» RECORDS FOR THIS TASK:
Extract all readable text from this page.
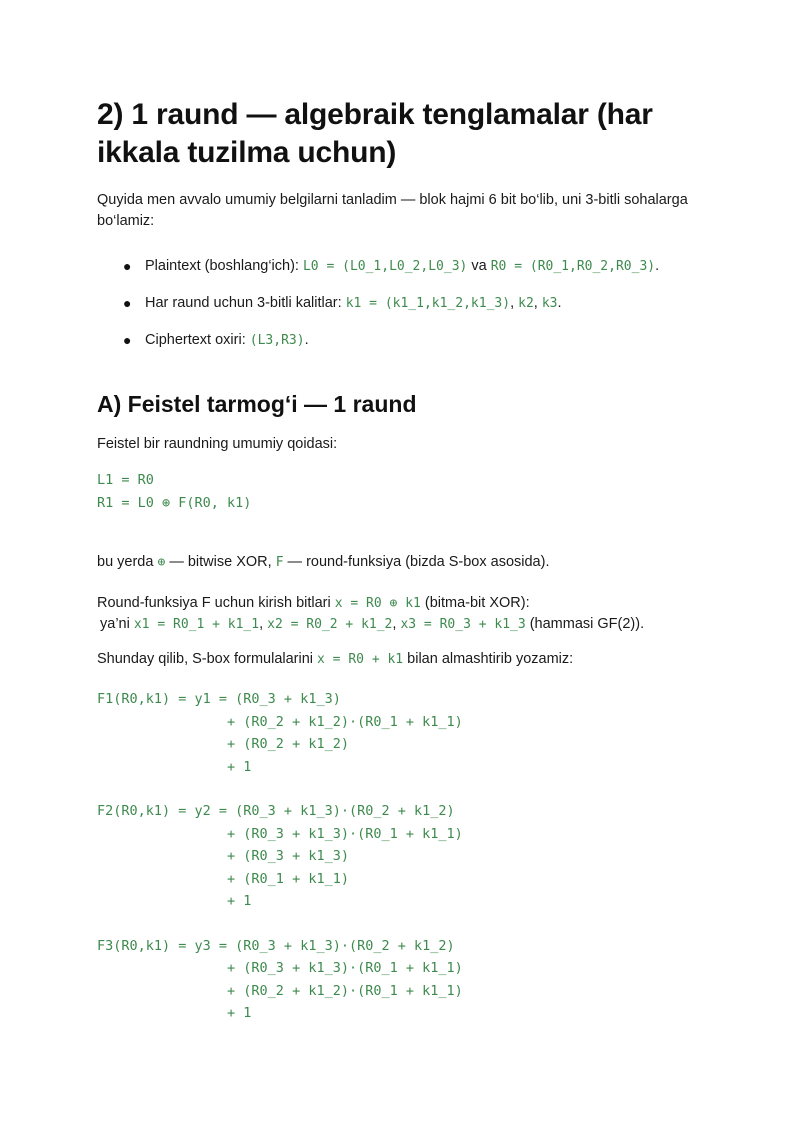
2) 1 raund — algebraik tenglamalar (har ikkala tuzilma uchun)

Quyida men avvalo umumiy belgilarni tanladim — blok hajmi 6 bit bo‘lib, uni 3-bitli sohalarga bo‘lamiz:

● Plaintext (boshlang‘ich): L0 = (L0_1,L0_2,L0_3) va R0 = (R0_1,R0_2,R0_3).
● Har raund uchun 3-bitli kalitlar: k1 = (k1_1,k1_2,k1_3), k2, k3.
● Ciphertext oxiri: (L3,R3).
A) Feistel tarmog‘i — 1 raund

Feistel bir raundning umumiy qoidasi:

L1 = R0
R1 = L0 ⊕ F(R0, k1)

bu yerda ⊕ — bitwise XOR, F — round-funksiya (bizda S-box asosida).

Round-funksiya F uchun kirish bitlari x = R0 ⊕ k1 (bitma-bit XOR):
ya’ni x1 = R0_1 + k1_1, x2 = R0_2 + k1_2, x3 = R0_3 + k1_3 (hammasi GF(2)).

Shunday qilib, S-box formulalarini x = R0 + k1 bilan almashtirib yozamiz:

F1(R0,k1) = y1 = (R0_3 + k1_3)
+ (R0_2 + k1_2)·(R0_1 + k1_1)
+ (R0_2 + k1_2)
+ 1
F2(R0,k1) = y2 = (R0_3 + k1_3)·(R0_2 + k1_2)
+ (R0_3 + k1_3)·(R0_1 + k1_1)
+ (R0_3 + k1_3)
+ (R0_1 + k1_1)
+ 1
F3(R0,k1) = y3 = (R0_3 + k1_3)·(R0_2 + k1_2)
+ (R0_3 + k1_3)·(R0_1 + k1_1)
+ (R0_2 + k1_2)·(R0_1 + k1_1)
+ 1
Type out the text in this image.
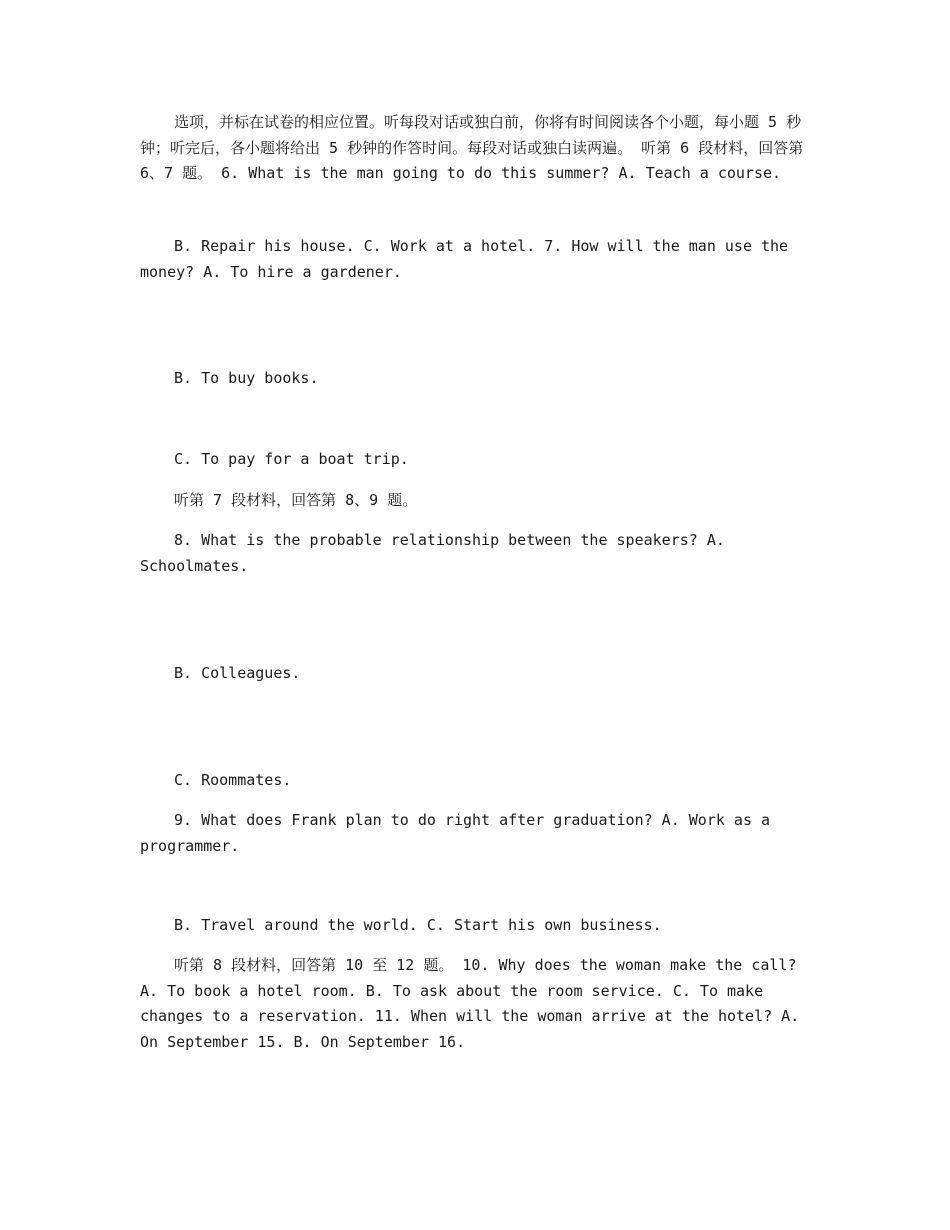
选项，并标在试卷的相应位置。听每段对话或独白前，你将有时间阅读各个小题，每小题 5 秒钟；听完后，各小题将给出 5 秒钟的作答时间。每段对话或独白读两遍。 听第 6 段材料，回答第 6、7 题。 6. What is the man going to do this summer? A. Teach a course.

B. Repair his house. C. Work at a hotel. 7. How will the man use the money? A. To hire a gardener.

B. To buy books.

C. To pay for a boat trip.

听第 7 段材料，回答第 8、9 题。

8. What is the probable relationship between the speakers? A. Schoolmates.

B. Colleagues.

C. Roommates.

9. What does Frank plan to do right after graduation? A. Work as a programmer.

B. Travel around the world. C. Start his own business.

听第 8 段材料，回答第 10 至 12 题。 10. Why does the woman make the call? A. To book a hotel room. B. To ask about the room service. C. To make changes to a reservation. 11. When will the woman arrive at the hotel? A. On September 15. B. On September 16.
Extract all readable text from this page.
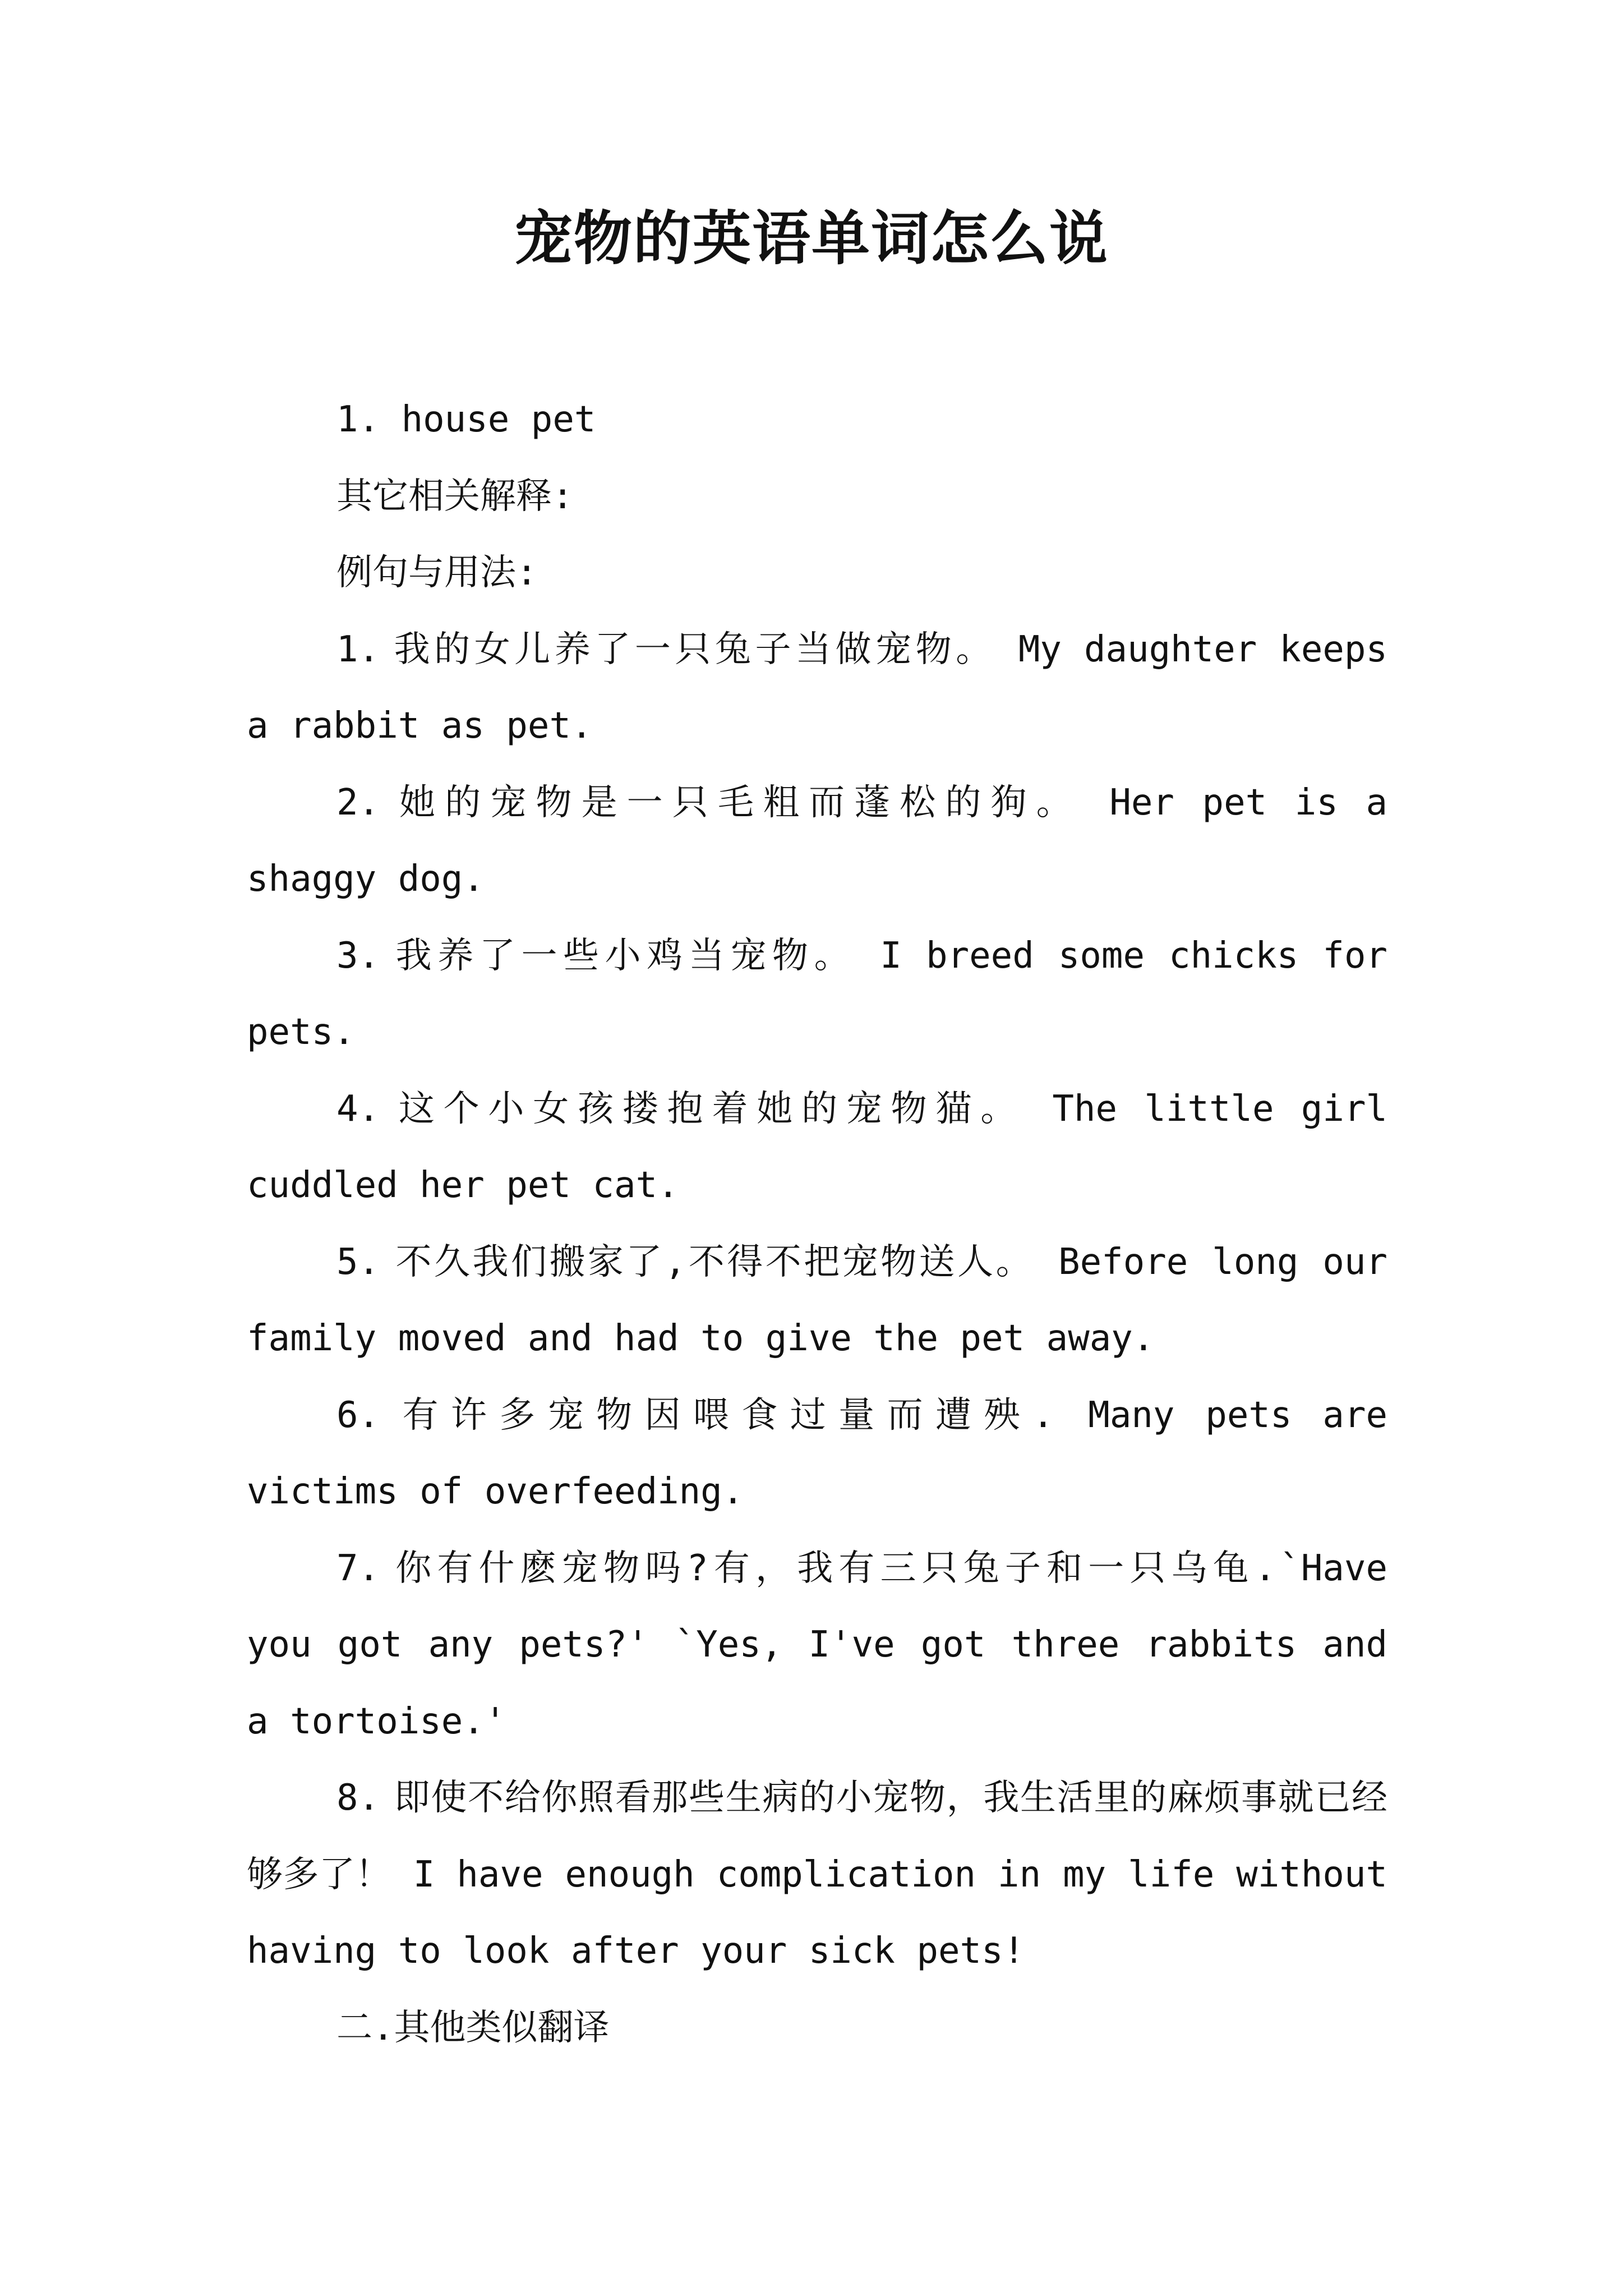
宠物的英语单词怎么说

1. house pet

其它相关解释:

例句与用法:

1. 我的女儿养了一只兔子当做宠物。 My daughter keeps a rabbit as pet.

2. 她的宠物是一只毛粗而蓬松的狗。 Her pet is a shaggy dog.

3. 我养了一些小鸡当宠物。 I breed some chicks for pets.

4. 这个小女孩搂抱着她的宠物猫。 The little girl cuddled her pet cat.

5. 不久我们搬家了,不得不把宠物送人。 Before long our family moved and had to give the pet away.

6. 有许多宠物因喂食过量而遭殃. Many pets are victims of overfeeding.

7. 你有什麽宠物吗?有，我有三只兔子和一只乌龟.`Have you got any pets?' `Yes, I've got three rabbits and a tortoise.'

8. 即使不给你照看那些生病的小宠物，我生活里的麻烦事就已经够多了！ I have enough complication in my life without having to look after your sick pets!

二.其他类似翻译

» PROBLEM TO WORK ON: Repeat the data in full and exactly. Omit pictures.

» RESPONSE TO THIS EXERCISE:
Extract all readable text from this page.
2) 1 raund — algebraik tenglamalar (har ikkala tuzilma uchun)

Quyida men avvalo umumiy belgilarni tanladim — blok hajmi 6 bit bo‘lib, uni 3-bitli sohalarga bo‘lamiz:

● Plaintext (boshlang‘ich): L0 = (L0_1,L0_2,L0_3) va R0 = (R0_1,R0_2,R0_3).
● Har raund uchun 3-bitli kalitlar: k1 = (k1_1,k1_2,k1_3), k2, k3.
● Ciphertext oxiri: (L3,R3).
A) Feistel tarmog‘i — 1 raund

Feistel bir raundning umumiy qoidasi:

L1 = R0
R1 = L0 ⊕ F(R0, k1)

bu yerda ⊕ — bitwise XOR, F — round-funksiya (bizda S-box asosida).

Round-funksiya F uchun kirish bitlari x = R0 ⊕ k1 (bitma-bit XOR):
ya’ni x1 = R0_1 + k1_1, x2 = R0_2 + k1_2, x3 = R0_3 + k1_3 (hammasi GF(2)).

Shunday qilib, S-box formulalarini x = R0 + k1 bilan almashtirib yozamiz:

F1(R0,k1) = y1 = (R0_3 + k1_3)
+ (R0_2 + k1_2)·(R0_1 + k1_1)
+ (R0_2 + k1_2)
+ 1
F2(R0,k1) = y2 = (R0_3 + k1_3)·(R0_2 + k1_2)
+ (R0_3 + k1_3)·(R0_1 + k1_1)
+ (R0_3 + k1_3)
+ (R0_1 + k1_1)
+ 1
F3(R0,k1) = y3 = (R0_3 + k1_3)·(R0_2 + k1_2)
+ (R0_3 + k1_3)·(R0_1 + k1_1)
+ (R0_2 + k1_2)·(R0_1 + k1_1)
+ 1
Type out the text in this image.
选项，并标在试卷的相应位置。听每段对话或独白前，你将有时间阅读各个小题，每小题 5 秒钟；听完后，各小题将给出 5 秒钟的作答时间。每段对话或独白读两遍。 听第 6 段材料，回答第 6、7 题。 6. What is the man going to do this summer? A. Teach a course.

B. Repair his house. C. Work at a hotel. 7. How will the man use the money? A. To hire a gardener.

B. To buy books.

C. To pay for a boat trip.

听第 7 段材料，回答第 8、9 题。

8. What is the probable relationship between the speakers? A. Schoolmates.

B. Colleagues.

C. Roommates.

9. What does Frank plan to do right after graduation? A. Work as a programmer.

B. Travel around the world. C. Start his own business.

听第 8 段材料，回答第 10 至 12 题。 10. Why does the woman make the call? A. To book a hotel room. B. To ask about the room service. C. To make changes to a reservation. 11. When will the woman arrive at the hotel? A. On September 15. B. On September 16.
Extract all readable text from this page.
宠物的英语单词怎么说

1. house pet

其它相关解释:

例句与用法:

1. 我的女儿养了一只兔子当做宠物。 My daughter keeps a rabbit as pet.

2. 她的宠物是一只毛粗而蓬松的狗。 Her pet is a shaggy dog.

3. 我养了一些小鸡当宠物。 I breed some chicks for pets.

4. 这个小女孩搂抱着她的宠物猫。 The little girl cuddled her pet cat.

5. 不久我们搬家了,不得不把宠物送人。 Before long our family moved and had to give the pet away.

6. 有许多宠物因喂食过量而遭殃. Many pets are victims of overfeeding.

7. 你有什麽宠物吗?有，我有三只兔子和一只乌龟.`Have you got any pets?' `Yes, I've got three rabbits and a tortoise.'

8. 即使不给你照看那些生病的小宠物，我生活里的麻烦事就已经够多了！ I have enough complication in my life without having to look after your sick pets!

二.其他类似翻译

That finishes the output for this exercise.